Check each line of the records below for the word "является" and copy those where it appears.

Dataset items:
·····

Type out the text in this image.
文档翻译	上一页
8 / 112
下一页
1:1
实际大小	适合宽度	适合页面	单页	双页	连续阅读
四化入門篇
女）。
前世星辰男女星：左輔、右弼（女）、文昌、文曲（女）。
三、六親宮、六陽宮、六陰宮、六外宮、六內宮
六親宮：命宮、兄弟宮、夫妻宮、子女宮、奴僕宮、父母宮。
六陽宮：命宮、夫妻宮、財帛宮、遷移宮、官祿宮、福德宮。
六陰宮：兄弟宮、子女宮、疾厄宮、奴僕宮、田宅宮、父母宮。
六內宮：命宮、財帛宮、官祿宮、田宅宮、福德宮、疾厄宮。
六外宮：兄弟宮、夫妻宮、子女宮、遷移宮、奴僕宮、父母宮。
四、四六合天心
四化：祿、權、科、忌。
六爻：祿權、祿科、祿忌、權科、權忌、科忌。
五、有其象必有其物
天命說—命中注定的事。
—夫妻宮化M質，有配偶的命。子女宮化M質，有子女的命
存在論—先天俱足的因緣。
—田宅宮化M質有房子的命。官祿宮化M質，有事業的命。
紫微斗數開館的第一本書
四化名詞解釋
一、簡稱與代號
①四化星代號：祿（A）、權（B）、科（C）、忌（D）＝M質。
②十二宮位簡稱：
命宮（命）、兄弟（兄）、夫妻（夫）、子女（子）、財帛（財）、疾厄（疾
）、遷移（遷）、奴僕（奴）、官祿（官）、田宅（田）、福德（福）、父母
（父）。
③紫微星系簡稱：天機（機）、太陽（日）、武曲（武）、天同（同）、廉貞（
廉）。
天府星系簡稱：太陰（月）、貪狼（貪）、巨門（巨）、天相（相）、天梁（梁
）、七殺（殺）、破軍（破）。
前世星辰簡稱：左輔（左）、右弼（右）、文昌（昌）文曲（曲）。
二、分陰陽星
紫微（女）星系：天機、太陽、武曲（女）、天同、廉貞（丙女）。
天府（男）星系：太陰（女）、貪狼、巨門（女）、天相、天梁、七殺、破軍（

·····

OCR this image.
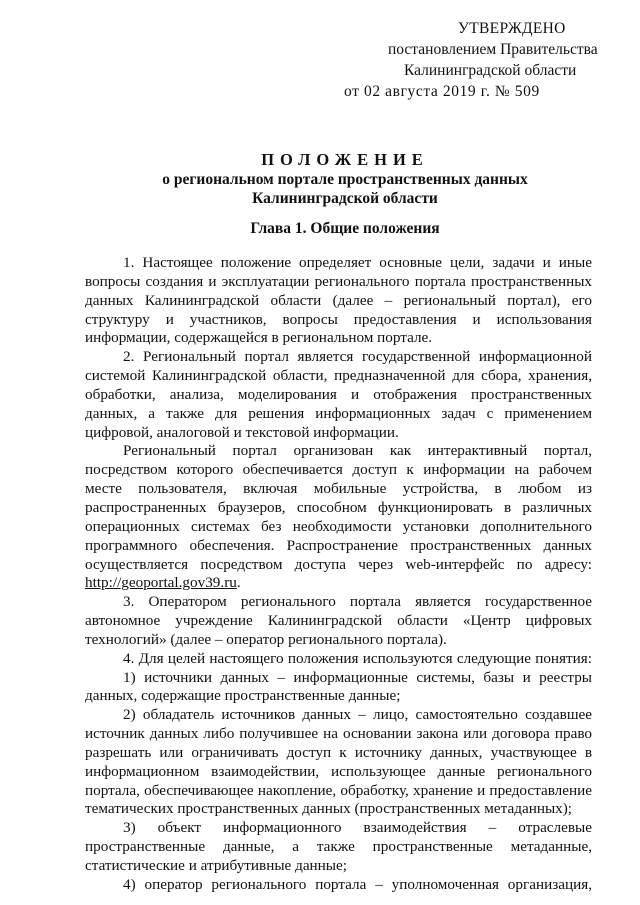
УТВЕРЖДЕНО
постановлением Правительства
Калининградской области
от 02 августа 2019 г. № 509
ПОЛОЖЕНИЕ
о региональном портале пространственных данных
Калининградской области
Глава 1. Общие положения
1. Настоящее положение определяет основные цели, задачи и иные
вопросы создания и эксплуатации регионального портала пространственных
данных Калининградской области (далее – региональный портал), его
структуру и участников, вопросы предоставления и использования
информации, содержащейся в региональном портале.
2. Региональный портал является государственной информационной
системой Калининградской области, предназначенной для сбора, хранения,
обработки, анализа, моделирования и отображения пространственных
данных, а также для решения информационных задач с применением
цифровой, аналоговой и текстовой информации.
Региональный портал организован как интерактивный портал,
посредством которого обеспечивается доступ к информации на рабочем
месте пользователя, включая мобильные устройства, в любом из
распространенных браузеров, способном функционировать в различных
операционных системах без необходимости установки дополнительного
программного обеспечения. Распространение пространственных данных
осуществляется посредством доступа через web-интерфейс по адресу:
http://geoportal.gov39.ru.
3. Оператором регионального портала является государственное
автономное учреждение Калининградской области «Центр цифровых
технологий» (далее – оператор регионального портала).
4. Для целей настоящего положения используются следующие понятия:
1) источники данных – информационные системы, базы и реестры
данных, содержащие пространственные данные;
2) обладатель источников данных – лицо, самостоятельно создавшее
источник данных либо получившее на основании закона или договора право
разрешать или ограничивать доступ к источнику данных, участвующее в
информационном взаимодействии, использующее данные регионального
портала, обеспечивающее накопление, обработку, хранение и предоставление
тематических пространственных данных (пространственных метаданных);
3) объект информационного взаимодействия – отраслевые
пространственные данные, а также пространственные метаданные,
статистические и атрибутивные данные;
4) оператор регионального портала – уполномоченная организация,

·····

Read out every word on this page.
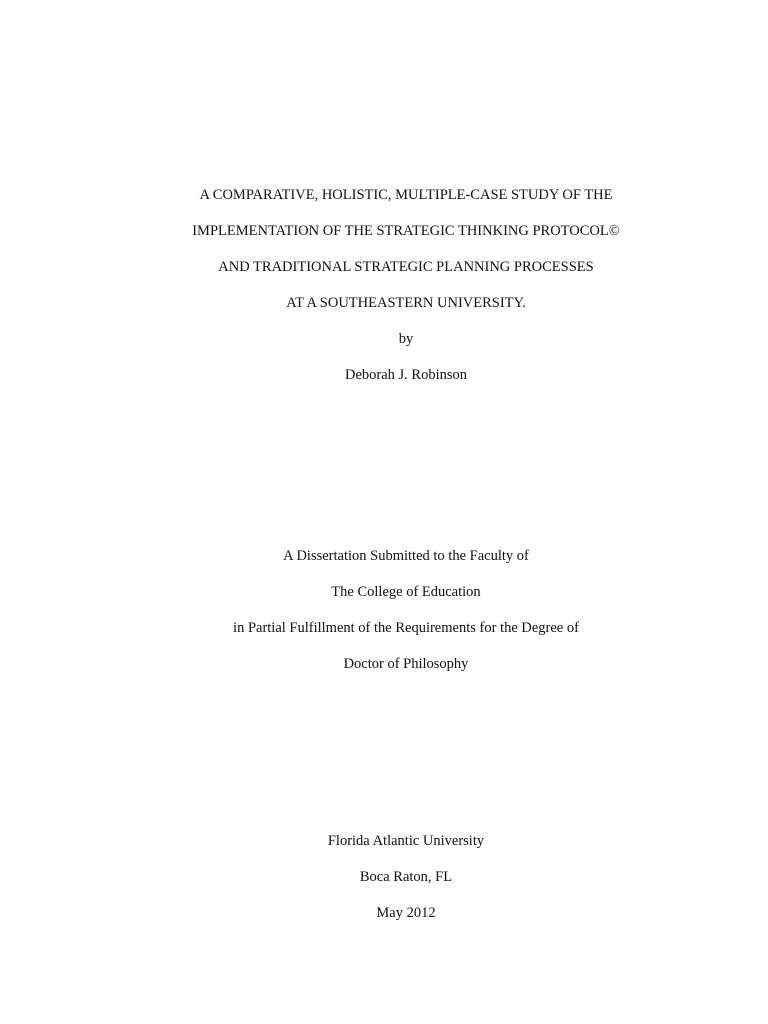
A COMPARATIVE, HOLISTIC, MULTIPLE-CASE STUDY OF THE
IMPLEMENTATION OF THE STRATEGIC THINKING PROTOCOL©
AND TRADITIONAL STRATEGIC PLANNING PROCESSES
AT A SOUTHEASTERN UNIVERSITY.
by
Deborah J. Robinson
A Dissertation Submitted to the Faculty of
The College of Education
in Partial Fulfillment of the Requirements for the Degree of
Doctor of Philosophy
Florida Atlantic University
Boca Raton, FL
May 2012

·····

REPLY TO THE TASK:
2. Региональный портал является государственной информационной
3. Оператором регионального портала является государственное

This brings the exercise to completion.